» BRIEF
Set down each record below precisely, skipping the pictures.

» THE DATA
>> Start

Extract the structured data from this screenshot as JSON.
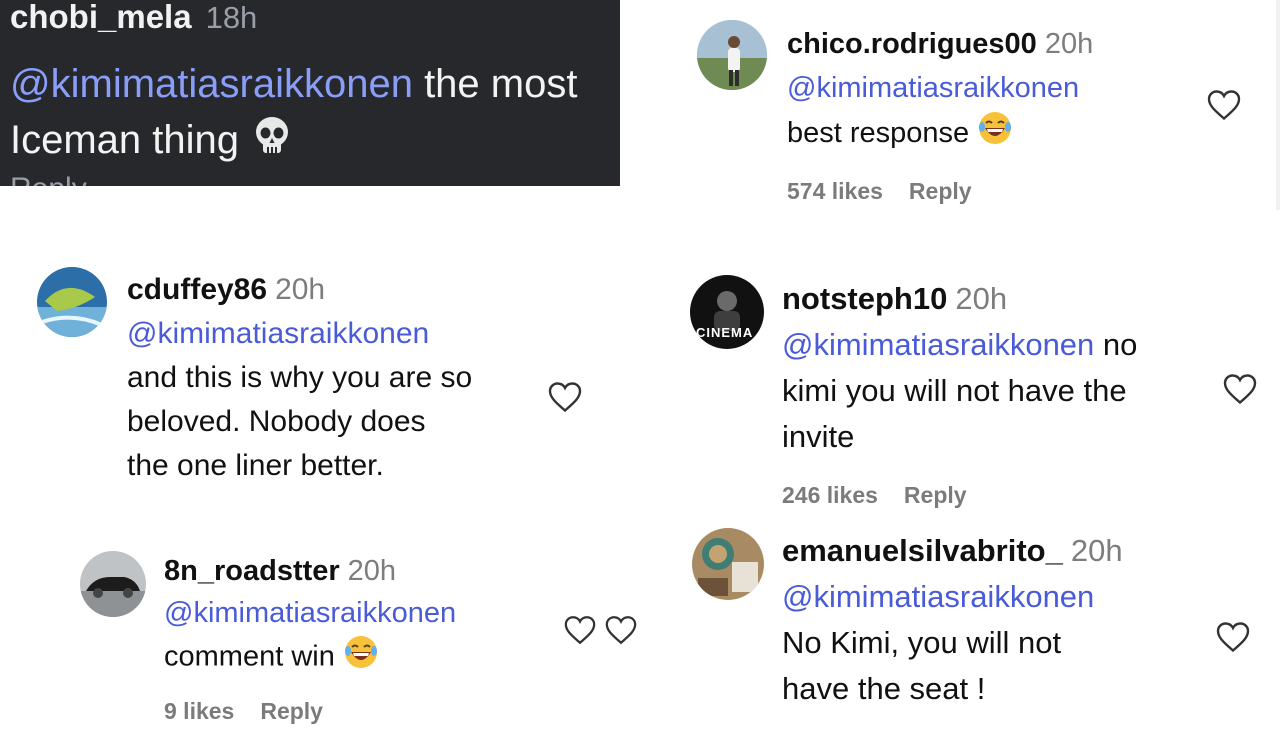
{
  "top_left": {
    "username": "chobi_mela",
    "time": "18h",
    "mention": "@kimimatiasraikkonen",
    "text": " the most Iceman thing",
    "emoji": "skull-emoji",
    "cut_text": "Reply"
  },
  "top_right": {
    "username": "chico.rodrigues00",
    "time": "20h",
    "mention": "@kimimatiasraikkonen",
    "text": "best response",
    "emoji": "laughing-emoji",
    "likes": "574 likes",
    "reply": "Reply"
  },
  "mid_left": {
    "username": "cduffey86",
    "time": "20h",
    "mention": "@kimimatiasraikkonen",
    "lines": [
      "and this is why you are so",
      "beloved. Nobody does",
      "the one liner better."
    ]
  },
  "reply_left": {
    "username": "8n_roadstter",
    "time": "20h",
    "mention": "@kimimatiasraikkonen",
    "text": "comment win",
    "emoji": "laughing-emoji",
    "likes": "9 likes",
    "reply": "Reply"
  },
  "mid_right": {
    "username": "notsteph10",
    "time": "20h",
    "mention": "@kimimatiasraikkonen",
    "text_after_mention": " no",
    "lines": [
      "kimi you will not have the",
      "invite"
    ],
    "avatar_text": "CINEMA",
    "likes": "246 likes",
    "reply": "Reply"
  },
  "bottom_right": {
    "username": "emanuelsilvabrito_",
    "time": "20h",
    "mention": "@kimimatiasraikkonen",
    "lines": [
      "No Kimi, you will not",
      "have the seat !"
    ]
  },
  "icons": {
    "heart": "heart-outline-icon"
  },
  "colors": {
    "mention_light": "#4a5bd8",
    "mention_dark": "#8a9ef7",
    "dark_bg": "#26282c"
  }
}
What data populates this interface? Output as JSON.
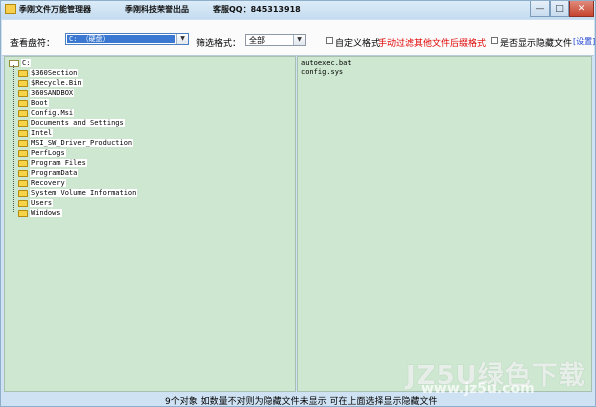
{
  "window": {
    "title": "季刚文件万能管理器",
    "subtitle": "季刚科技荣誉出品",
    "qq_label": "客服QQ：845313918",
    "min_glyph": "—",
    "max_glyph": "□",
    "close_glyph": "✕"
  },
  "toolbar": {
    "drive_label": "查看盘符：",
    "drive_value": "C:  （硬盘）",
    "filter_label": "筛选格式：",
    "filter_value": "全部",
    "custom_format_label": "自定义格式",
    "manual_filter_hint": "手动过滤其他文件后缀格式",
    "show_hidden_label": "是否显示隐藏文件",
    "settings_link": "[设置]",
    "combo_arrow_glyph": "▼"
  },
  "tree": {
    "root": "C:",
    "folders": [
      "$360Section",
      "$Recycle.Bin",
      "360SANDBOX",
      "Boot",
      "Config.Msi",
      "Documents and Settings",
      "Intel",
      "MSI_SW_Driver_Production",
      "PerfLogs",
      "Program Files",
      "ProgramData",
      "Recovery",
      "System Volume Information",
      "Users",
      "Windows"
    ]
  },
  "files": [
    "autoexec.bat",
    "config.sys"
  ],
  "status": {
    "text": "9个对象   如数量不对则为隐藏文件未显示   可在上面选择显示隐藏文件"
  },
  "watermark": {
    "main": "JZ5U绿色下载",
    "sub": "www.jz5u.com"
  },
  "colors": {
    "pane_bg": "#cde7d0",
    "window_bg": "#cfe2f3",
    "hint_red": "#e00000",
    "link_blue": "#1a3fd0",
    "selection_blue": "#3a78d1"
  },
  "icons": {
    "app": "folder-app-icon",
    "folder": "folder-icon",
    "open_folder": "open-folder-icon"
  }
}
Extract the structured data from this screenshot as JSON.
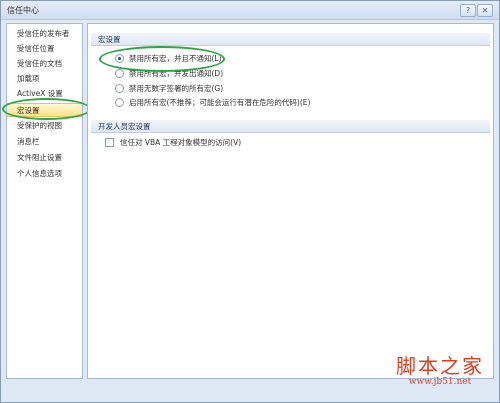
{
  "window": {
    "title": "信任中心",
    "help_glyph": "?",
    "close_glyph": "✕"
  },
  "sidebar": {
    "items": [
      {
        "label": "受信任的发布者"
      },
      {
        "label": "受信任位置"
      },
      {
        "label": "受信任的文档"
      },
      {
        "label": "加载项"
      },
      {
        "label": "ActiveX 设置"
      },
      {
        "label": "宏设置",
        "selected": true
      },
      {
        "label": "受保护的视图"
      },
      {
        "label": "消息栏"
      },
      {
        "label": "文件阻止设置"
      },
      {
        "label": "个人信息选项"
      }
    ]
  },
  "macro_settings": {
    "header": "宏设置",
    "options": [
      {
        "label": "禁用所有宏，并且不通知(L)",
        "checked": true
      },
      {
        "label": "禁用所有宏，并发出通知(D)",
        "checked": false
      },
      {
        "label": "禁用无数字签署的所有宏(G)",
        "checked": false
      },
      {
        "label": "启用所有宏(不推荐；可能会运行有潜在危险的代码)(E)",
        "checked": false
      }
    ]
  },
  "developer_settings": {
    "header": "开发人员宏设置",
    "vba_trust_label": "信任对 VBA 工程对象模型的访问(V)",
    "vba_trust_checked": false
  },
  "watermark": {
    "logo": "脚本之家",
    "url": "www.jb51.net"
  },
  "colors": {
    "annotation_circle": "#2ca448",
    "selected_nav": "#ffe18a",
    "watermark": "#e23c1d"
  }
}
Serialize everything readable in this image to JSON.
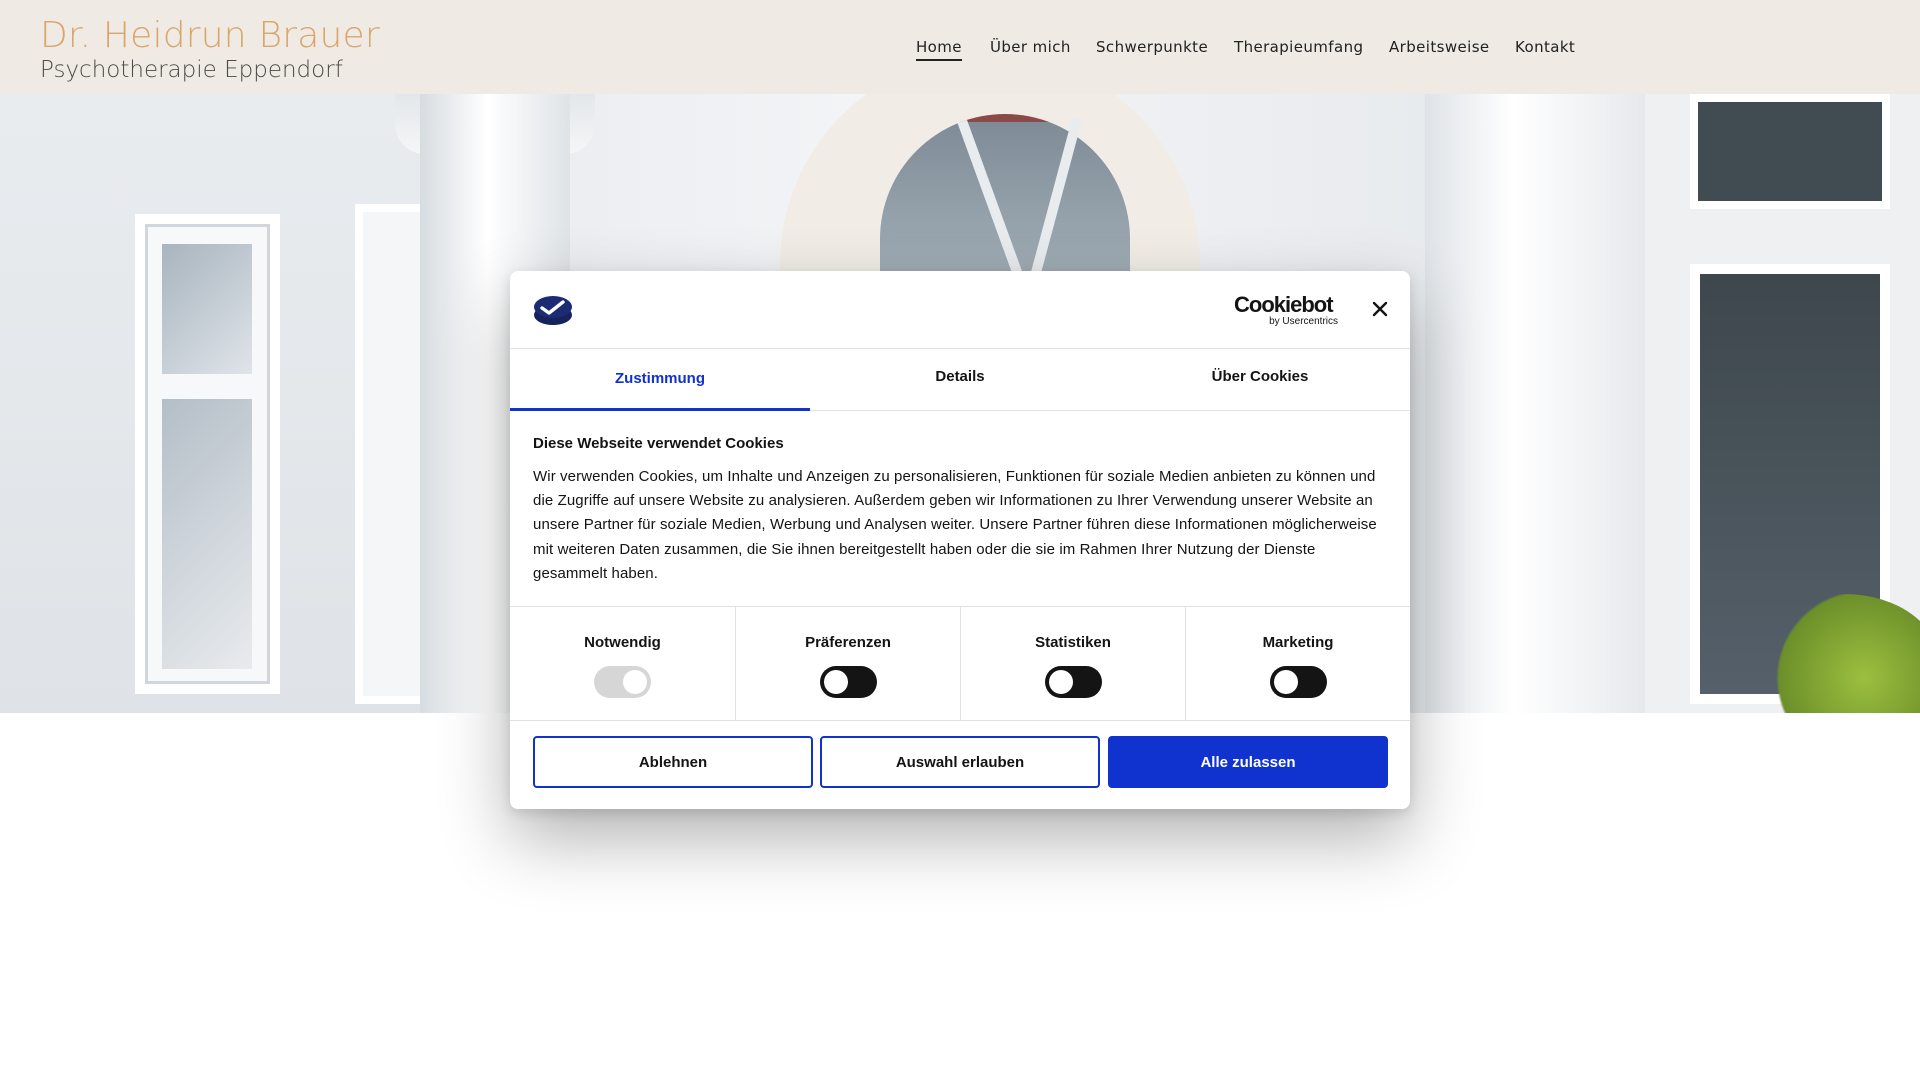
{
  "header": {
    "brand_name": "Dr. Heidrun Brauer",
    "brand_sub": "Psychotherapie Eppendorf",
    "brand_color": "#d9a66b",
    "background": "#efebe4",
    "nav": [
      {
        "label": "Home",
        "active": true
      },
      {
        "label": "Über mich",
        "active": false
      },
      {
        "label": "Schwerpunkte",
        "active": false
      },
      {
        "label": "Therapieumfang",
        "active": false
      },
      {
        "label": "Arbeitsweise",
        "active": false
      },
      {
        "label": "Kontakt",
        "active": false
      }
    ]
  },
  "hero": {
    "image": "building-entrance-photo"
  },
  "cookie_dialog": {
    "logo_icon": "cookiebot-logo-icon",
    "brand_name": "Cookiebot",
    "brand_by": "by Usercentrics",
    "close_icon": "close-icon",
    "accent_color": "#1032cf",
    "tabs": [
      {
        "label": "Zustimmung",
        "active": true
      },
      {
        "label": "Details",
        "active": false
      },
      {
        "label": "Über Cookies",
        "active": false
      }
    ],
    "title": "Diese Webseite verwendet Cookies",
    "text": "Wir verwenden Cookies, um Inhalte und Anzeigen zu personalisieren, Funktionen für soziale Medien anbieten zu können und die Zugriffe auf unsere Website zu analysieren. Außerdem geben wir Informationen zu Ihrer Verwendung unserer Website an unsere Partner für soziale Medien, Werbung und Analysen weiter. Unsere Partner führen diese Informationen möglicherweise mit weiteren Daten zusammen, die Sie ihnen bereitgestellt haben oder die sie im Rahmen Ihrer Nutzung der Dienste gesammelt haben.",
    "categories": [
      {
        "label": "Notwendig",
        "enabled": true,
        "locked": true
      },
      {
        "label": "Präferenzen",
        "enabled": false,
        "locked": false
      },
      {
        "label": "Statistiken",
        "enabled": false,
        "locked": false
      },
      {
        "label": "Marketing",
        "enabled": false,
        "locked": false
      }
    ],
    "buttons": {
      "deny": "Ablehnen",
      "allow_selection": "Auswahl erlauben",
      "allow_all": "Alle zulassen"
    }
  }
}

>> End

» FINISHED TASK
Extract the structured data from this screenshot as JSON.
{
  "top_left": {
    "username": "chobi_mela",
    "time": "18h",
    "mention": "@kimimatiasraikkonen",
    "text": " the most Iceman thing",
    "emoji": "skull-emoji",
    "cut_text": "Reply"
  },
  "top_right": {
    "username": "chico.rodrigues00",
    "time": "20h",
    "mention": "@kimimatiasraikkonen",
    "text": "best response",
    "emoji": "laughing-emoji",
    "likes": "574 likes",
    "reply": "Reply"
  },
  "mid_left": {
    "username": "cduffey86",
    "time": "20h",
    "mention": "@kimimatiasraikkonen",
    "lines": [
      "and this is why you are so",
      "beloved. Nobody does",
      "the one liner better."
    ]
  },
  "reply_left": {
    "username": "8n_roadstter",
    "time": "20h",
    "mention": "@kimimatiasraikkonen",
    "text": "comment win",
    "emoji": "laughing-emoji",
    "likes": "9 likes",
    "reply": "Reply"
  },
  "mid_right": {
    "username": "notsteph10",
    "time": "20h",
    "mention": "@kimimatiasraikkonen",
    "text_after_mention": " no",
    "lines": [
      "kimi you will not have the",
      "invite"
    ],
    "avatar_text": "CINEMA",
    "likes": "246 likes",
    "reply": "Reply"
  },
  "bottom_right": {
    "username": "emanuelsilvabrito_",
    "time": "20h",
    "mention": "@kimimatiasraikkonen",
    "lines": [
      "No Kimi, you will not",
      "have the seat !"
    ]
  },
  "icons": {
    "heart": "heart-outline-icon"
  },
  "colors": {
    "mention_light": "#4a5bd8",
    "mention_dark": "#8a9ef7",
    "dark_bg": "#26282c"
  }
}
What data populates this interface? Output as JSON.
{
  "window": {
    "title": "季刚文件万能管理器",
    "subtitle": "季刚科技荣誉出品",
    "qq_label": "客服QQ：845313918",
    "min_glyph": "—",
    "max_glyph": "□",
    "close_glyph": "✕"
  },
  "toolbar": {
    "drive_label": "查看盘符：",
    "drive_value": "C:  （硬盘）",
    "filter_label": "筛选格式：",
    "filter_value": "全部",
    "custom_format_label": "自定义格式",
    "manual_filter_hint": "手动过滤其他文件后缀格式",
    "show_hidden_label": "是否显示隐藏文件",
    "settings_link": "[设置]",
    "combo_arrow_glyph": "▼"
  },
  "tree": {
    "root": "C:",
    "folders": [
      "$360Section",
      "$Recycle.Bin",
      "360SANDBOX",
      "Boot",
      "Config.Msi",
      "Documents and Settings",
      "Intel",
      "MSI_SW_Driver_Production",
      "PerfLogs",
      "Program Files",
      "ProgramData",
      "Recovery",
      "System Volume Information",
      "Users",
      "Windows"
    ]
  },
  "files": [
    "autoexec.bat",
    "config.sys"
  ],
  "status": {
    "text": "9个对象   如数量不对则为隐藏文件未显示   可在上面选择显示隐藏文件"
  },
  "watermark": {
    "main": "JZ5U绿色下载",
    "sub": "www.jz5u.com"
  },
  "colors": {
    "pane_bg": "#cde7d0",
    "window_bg": "#cfe2f3",
    "hint_red": "#e00000",
    "link_blue": "#1a3fd0",
    "selection_blue": "#3a78d1"
  },
  "icons": {
    "app": "folder-app-icon",
    "folder": "folder-icon",
    "open_folder": "open-folder-icon"
  }
}
Extract the structured data from this screenshot as JSON.
{
  "window": {
    "title": "信任中心",
    "help_glyph": "?",
    "close_glyph": "✕"
  },
  "sidebar": {
    "items": [
      {
        "label": "受信任的发布者"
      },
      {
        "label": "受信任位置"
      },
      {
        "label": "受信任的文档"
      },
      {
        "label": "加载项"
      },
      {
        "label": "ActiveX 设置"
      },
      {
        "label": "宏设置",
        "selected": true
      },
      {
        "label": "受保护的视图"
      },
      {
        "label": "消息栏"
      },
      {
        "label": "文件阻止设置"
      },
      {
        "label": "个人信息选项"
      }
    ]
  },
  "macro_settings": {
    "header": "宏设置",
    "options": [
      {
        "label": "禁用所有宏，并且不通知(L)",
        "checked": true
      },
      {
        "label": "禁用所有宏，并发出通知(D)",
        "checked": false
      },
      {
        "label": "禁用无数字签署的所有宏(G)",
        "checked": false
      },
      {
        "label": "启用所有宏(不推荐；可能会运行有潜在危险的代码)(E)",
        "checked": false
      }
    ]
  },
  "developer_settings": {
    "header": "开发人员宏设置",
    "vba_trust_label": "信任对 VBA 工程对象模型的访问(V)",
    "vba_trust_checked": false
  },
  "watermark": {
    "logo": "脚本之家",
    "url": "www.jb51.net"
  },
  "colors": {
    "annotation_circle": "#2ca448",
    "selected_nav": "#ffe18a",
    "watermark": "#e23c1d"
  }
}
Serialize everything readable in this image to JSON.
{
  "header": {
    "brand_name": "Dr. Heidrun Brauer",
    "brand_sub": "Psychotherapie Eppendorf",
    "brand_color": "#d9a66b",
    "background": "#efebe4",
    "nav": [
      {
        "label": "Home",
        "active": true
      },
      {
        "label": "Über mich",
        "active": false
      },
      {
        "label": "Schwerpunkte",
        "active": false
      },
      {
        "label": "Therapieumfang",
        "active": false
      },
      {
        "label": "Arbeitsweise",
        "active": false
      },
      {
        "label": "Kontakt",
        "active": false
      }
    ]
  },
  "hero": {
    "image": "building-entrance-photo"
  },
  "cookie_dialog": {
    "logo_icon": "cookiebot-logo-icon",
    "brand_name": "Cookiebot",
    "brand_by": "by Usercentrics",
    "close_icon": "close-icon",
    "accent_color": "#1032cf",
    "tabs": [
      {
        "label": "Zustimmung",
        "active": true
      },
      {
        "label": "Details",
        "active": false
      },
      {
        "label": "Über Cookies",
        "active": false
      }
    ],
    "title": "Diese Webseite verwendet Cookies",
    "text": "Wir verwenden Cookies, um Inhalte und Anzeigen zu personalisieren, Funktionen für soziale Medien anbieten zu können und die Zugriffe auf unsere Website zu analysieren. Außerdem geben wir Informationen zu Ihrer Verwendung unserer Website an unsere Partner für soziale Medien, Werbung und Analysen weiter. Unsere Partner führen diese Informationen möglicherweise mit weiteren Daten zusammen, die Sie ihnen bereitgestellt haben oder die sie im Rahmen Ihrer Nutzung der Dienste gesammelt haben.",
    "categories": [
      {
        "label": "Notwendig",
        "enabled": true,
        "locked": true
      },
      {
        "label": "Präferenzen",
        "enabled": false,
        "locked": false
      },
      {
        "label": "Statistiken",
        "enabled": false,
        "locked": false
      },
      {
        "label": "Marketing",
        "enabled": false,
        "locked": false
      }
    ],
    "buttons": {
      "deny": "Ablehnen",
      "allow_selection": "Auswahl erlauben",
      "allow_all": "Alle zulassen"
    }
  }
}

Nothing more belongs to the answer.